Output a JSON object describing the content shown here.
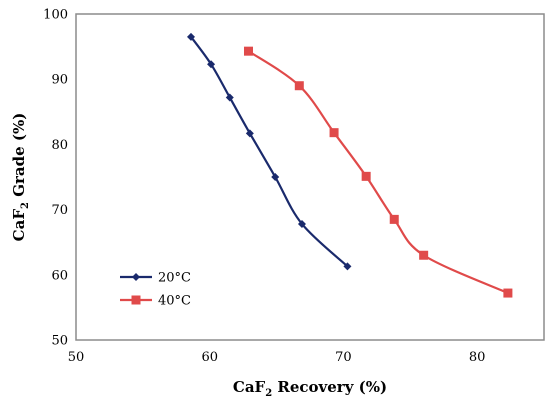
{
  "chart_data": {
    "type": "line",
    "title": "",
    "xlabel": {
      "pre": "CaF",
      "sub": "2",
      "post": " Recovery (%)"
    },
    "ylabel": {
      "pre": "CaF",
      "sub": "2",
      "post": " Grade (%)"
    },
    "xlim": [
      50,
      85
    ],
    "ylim": [
      50,
      100
    ],
    "xticks": [
      50,
      60,
      70,
      80
    ],
    "yticks": [
      50,
      60,
      70,
      80,
      90,
      100
    ],
    "xtick_labels": [
      "50",
      "60",
      "70",
      "80"
    ],
    "ytick_labels": [
      "50",
      "60",
      "70",
      "80",
      "90",
      "100"
    ],
    "grid": false,
    "legend_position": "bottom-left",
    "series": [
      {
        "name": "20°C",
        "color": "#1a2a6c",
        "marker": "diamond",
        "x": [
          58.6,
          60.1,
          61.5,
          63.0,
          64.9,
          66.9,
          70.3
        ],
        "y": [
          96.5,
          92.3,
          87.2,
          81.7,
          75.0,
          67.8,
          61.3
        ]
      },
      {
        "name": "40°C",
        "color": "#e04a4a",
        "marker": "square",
        "x": [
          62.9,
          66.7,
          69.3,
          71.7,
          73.8,
          76.0,
          82.3
        ],
        "y": [
          94.3,
          89.0,
          81.8,
          75.1,
          68.5,
          63.0,
          57.2
        ]
      }
    ]
  }
}
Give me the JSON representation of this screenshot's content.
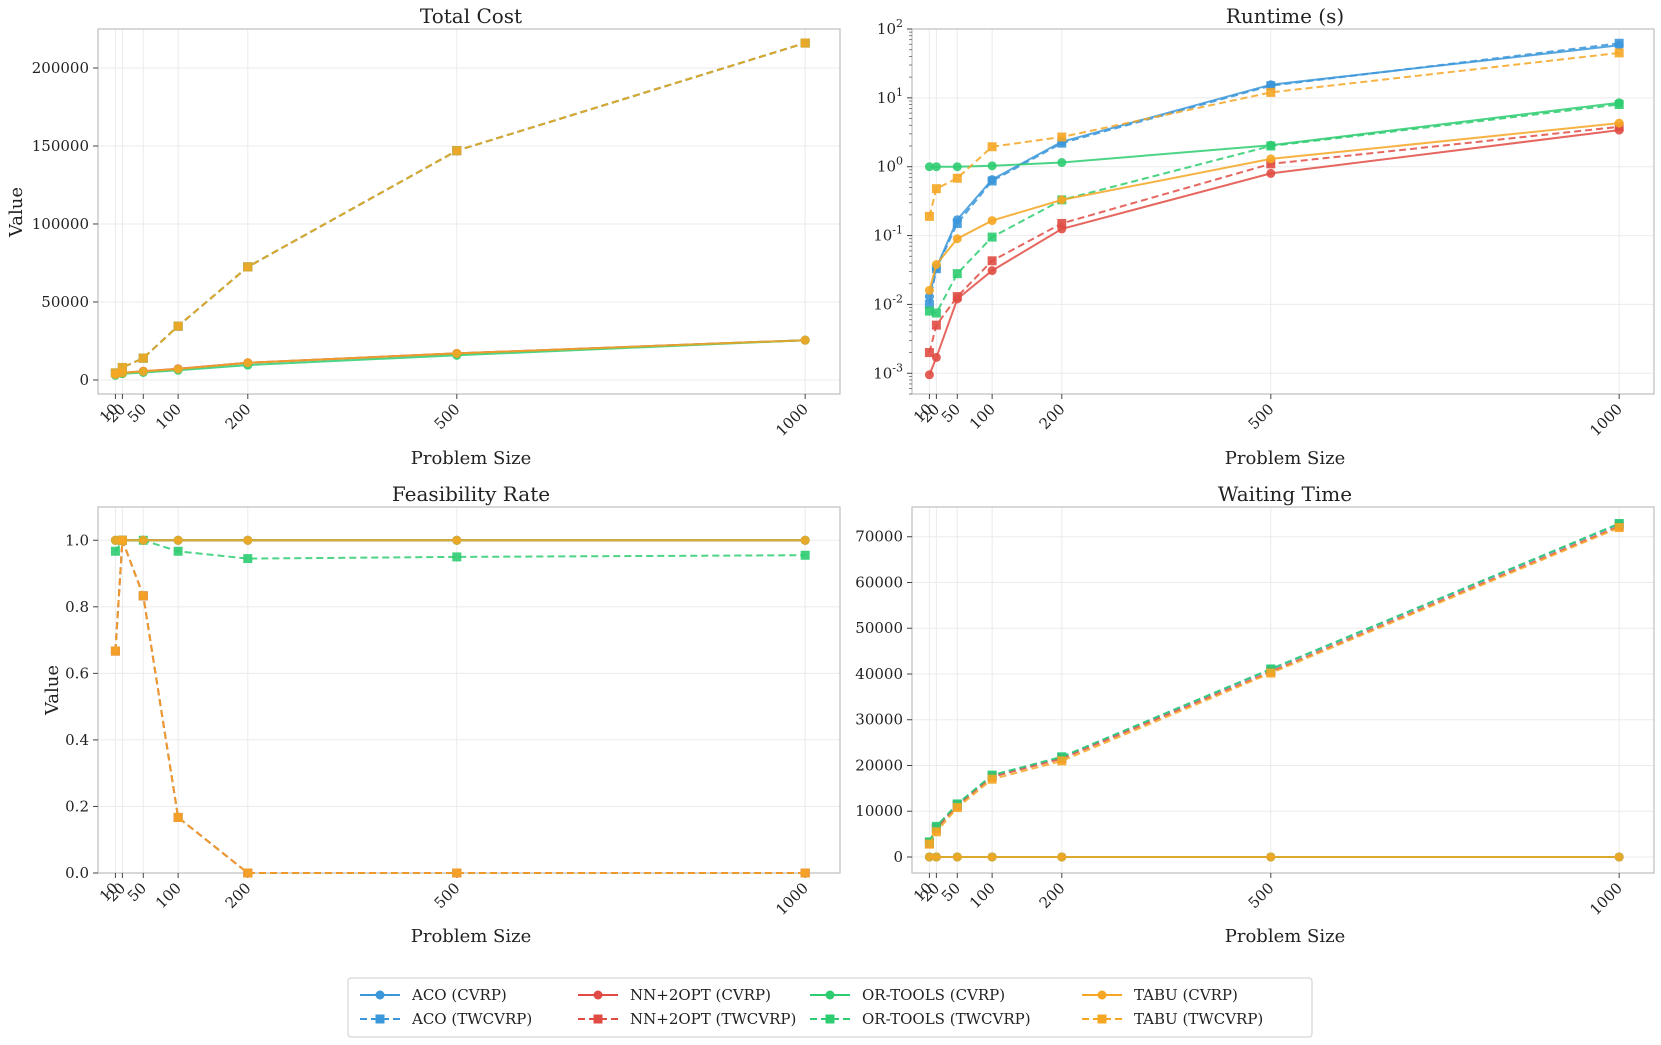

## DIRECTION:
From the entries above, output every line exactly and omit any image.

## EXERCISE RESPONSE:
Output a JSON object describing the content shown here.
{
  "chart_data": {
    "type": "line",
    "title": "",
    "xlabel": {
      "pre": "CaF",
      "sub": "2",
      "post": " Recovery (%)"
    },
    "ylabel": {
      "pre": "CaF",
      "sub": "2",
      "post": " Grade (%)"
    },
    "xlim": [
      50,
      85
    ],
    "ylim": [
      50,
      100
    ],
    "xticks": [
      50,
      60,
      70,
      80
    ],
    "yticks": [
      50,
      60,
      70,
      80,
      90,
      100
    ],
    "xtick_labels": [
      "50",
      "60",
      "70",
      "80"
    ],
    "ytick_labels": [
      "50",
      "60",
      "70",
      "80",
      "90",
      "100"
    ],
    "grid": false,
    "legend_position": "bottom-left",
    "series": [
      {
        "name": "20°C",
        "color": "#1a2a6c",
        "marker": "diamond",
        "x": [
          58.6,
          60.1,
          61.5,
          63.0,
          64.9,
          66.9,
          70.3
        ],
        "y": [
          96.5,
          92.3,
          87.2,
          81.7,
          75.0,
          67.8,
          61.3
        ]
      },
      {
        "name": "40°C",
        "color": "#e04a4a",
        "marker": "square",
        "x": [
          62.9,
          66.7,
          69.3,
          71.7,
          73.8,
          76.0,
          82.3
        ],
        "y": [
          94.3,
          89.0,
          81.8,
          75.1,
          68.5,
          63.0,
          57.2
        ]
      }
    ]
  }
}
Give me the JSON representation of this screenshot's content.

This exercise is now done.